__CHALLENGE__. Quote the entries word for word. Omit the pictures.
** start TASK INPUTS **
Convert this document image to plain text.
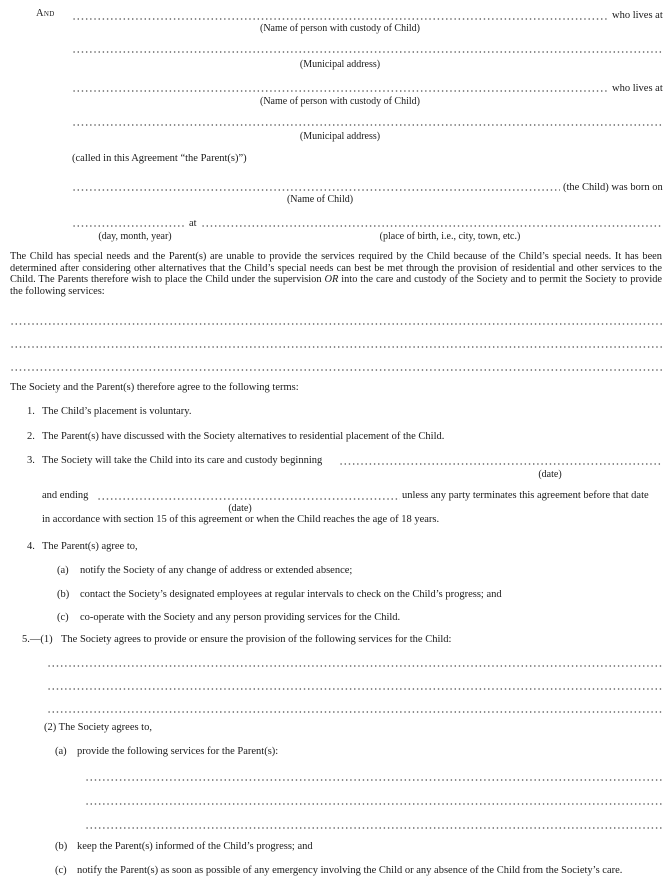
And	who lives at
(Name of person with custody of Child)
(Municipal address)
who lives at
(Name of person with custody of Child)
(Municipal address)
(called in this Agreement “the Parent(s)”)
(the Child) was born on
(Name of Child)
at
(day, month, year)	(place of birth, i.e., city, town, etc.)
The Child has special needs and the Parent(s) are unable to provide the services required by the Child because of the Child’s special needs. It has been determined after considering other alternatives that the Child’s special needs can best be met through the provision of residential and other services to the Child. The Parents therefore wish to place the Child under the supervision OR into the care and custody of the Society and to permit the Society to provide the following services:
The Society and the Parent(s) therefore agree to the following terms:
1. The Child’s placement is voluntary.
2. The Parent(s) have discussed with the Society alternatives to residential placement of the Child.
3. The Society will take the Child into its care and custody beginning
(date)
and ending	unless any party terminates this agreement before that date
(date)
in accordance with section 15 of this agreement or when the Child reaches the age of 18 years.
4. The Parent(s) agree to,
(a) notify the Society of any change of address or extended absence;
(b) contact the Society’s designated employees at regular intervals to check on the Child’s progress; and
(c) co-operate with the Society and any person providing services for the Child.
5.—(1) The Society agrees to provide or ensure the provision of the following services for the Child:
(2) The Society agrees to,
(a) provide the following services for the Parent(s):
(b) keep the Parent(s) informed of the Child’s progress; and
(c) notify the Parent(s) as soon as possible of any emergency involving the Child or any absence of the Child from the Society’s care.
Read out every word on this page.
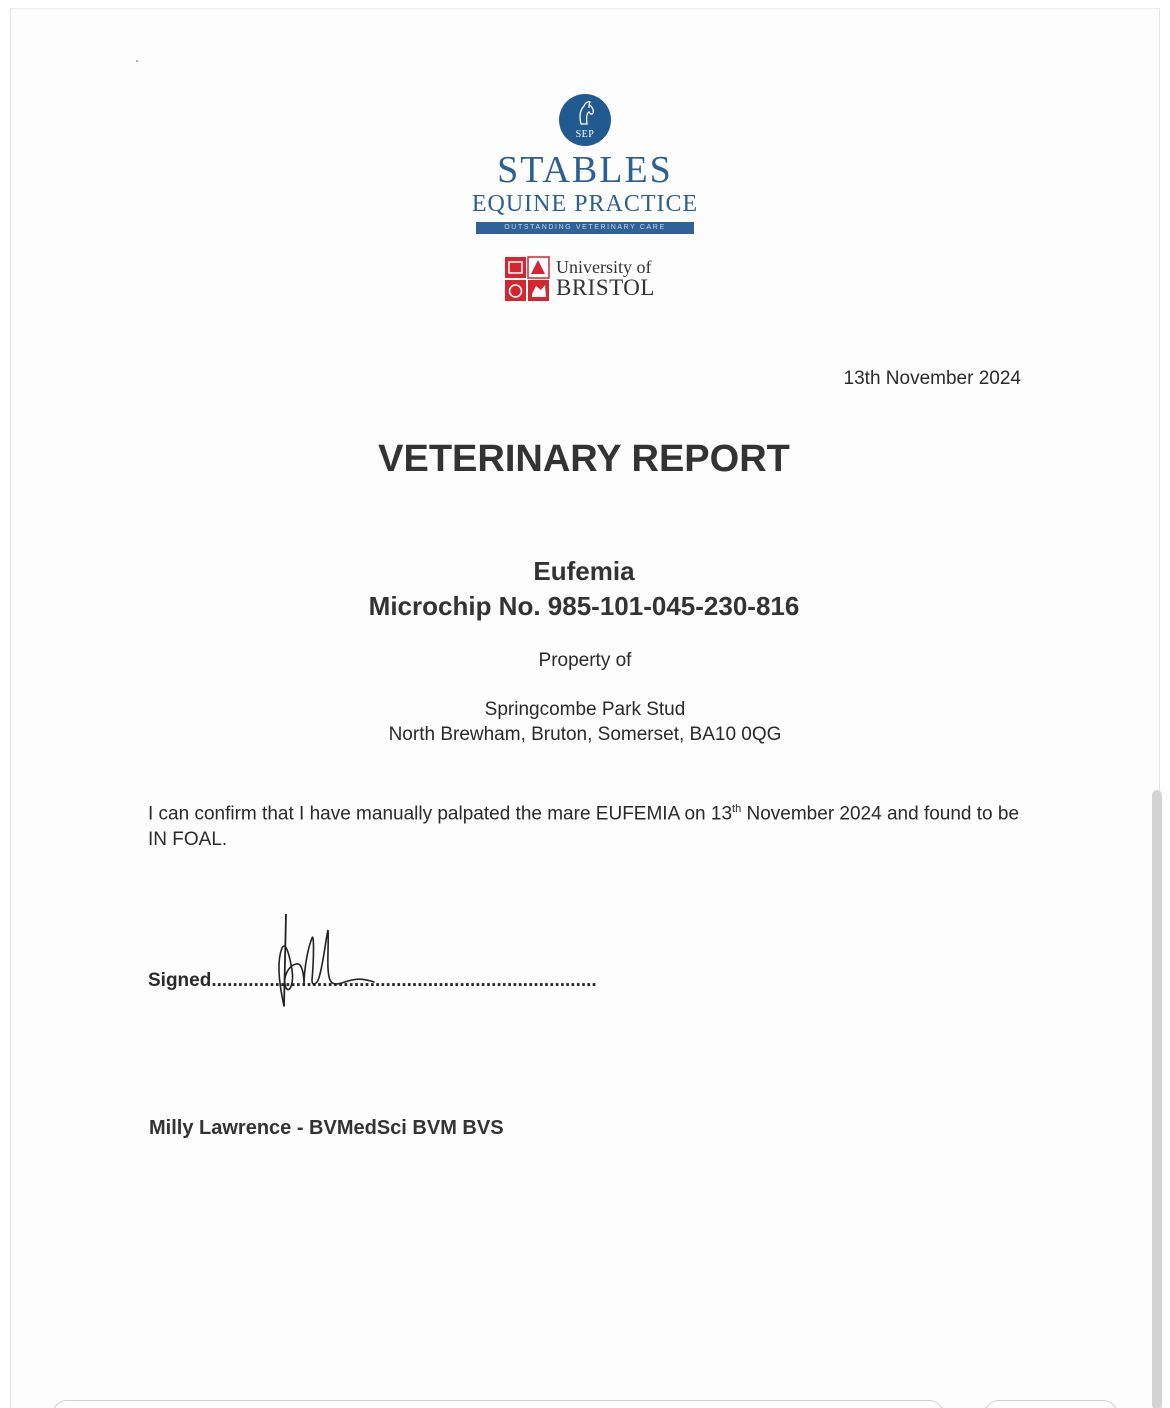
SEP
STABLES
EQUINE PRACTICE
OUTSTANDING VETERINARY CARE
University of
BRISTOL
13th November 2024
VETERINARY REPORT
Eufemia
Microchip No. 985-101-045-230-816
Property of
Springcombe Park Stud
North Brewham, Bruton, Somerset, BA10 0QG
I can confirm that I have manually palpated the mare EUFEMIA on 13th November 2024 and found to be IN FOAL.
Signed.........................................................................
Milly Lawrence - BVMedSci BVM BVS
** end TASK INPUTS **
__COMPLETED EXERCISE__.
Convert this document image to plain text.
And	who lives at
(Name of person with custody of Child)
(Municipal address)
who lives at
(Name of person with custody of Child)
(Municipal address)
(called in this Agreement “the Parent(s)”)
(the Child) was born on
(Name of Child)
at
(day, month, year)	(place of birth, i.e., city, town, etc.)
The Child has special needs and the Parent(s) are unable to provide the services required by the Child because of the Child’s special needs. It has been determined after considering other alternatives that the Child’s special needs can best be met through the provision of residential and other services to the Child. The Parents therefore wish to place the Child under the supervision OR into the care and custody of the Society and to permit the Society to provide the following services:
The Society and the Parent(s) therefore agree to the following terms:
1. The Child’s placement is voluntary.
2. The Parent(s) have discussed with the Society alternatives to residential placement of the Child.
3. The Society will take the Child into its care and custody beginning
(date)
and ending	unless any party terminates this agreement before that date
(date)
in accordance with section 15 of this agreement or when the Child reaches the age of 18 years.
4. The Parent(s) agree to,
(a) notify the Society of any change of address or extended absence;
(b) contact the Society’s designated employees at regular intervals to check on the Child’s progress; and
(c) co-operate with the Society and any person providing services for the Child.
5.—(1) The Society agrees to provide or ensure the provision of the following services for the Child:
(2) The Society agrees to,
(a) provide the following services for the Parent(s):
(b) keep the Parent(s) informed of the Child’s progress; and
(c) notify the Parent(s) as soon as possible of any emergency involving the Child or any absence of the Child from the Society’s care.
Read out every word on this page.
SEP
STABLES
EQUINE PRACTICE
OUTSTANDING VETERINARY CARE
University of
BRISTOL
13th November 2024
VETERINARY REPORT
Eufemia
Microchip No. 985-101-045-230-816
Property of
Springcombe Park Stud
North Brewham, Bruton, Somerset, BA10 0QG
I can confirm that I have manually palpated the mare EUFEMIA on 13th November 2024 and found to be IN FOAL.
Signed.........................................................................
Milly Lawrence - BVMedSci BVM BVS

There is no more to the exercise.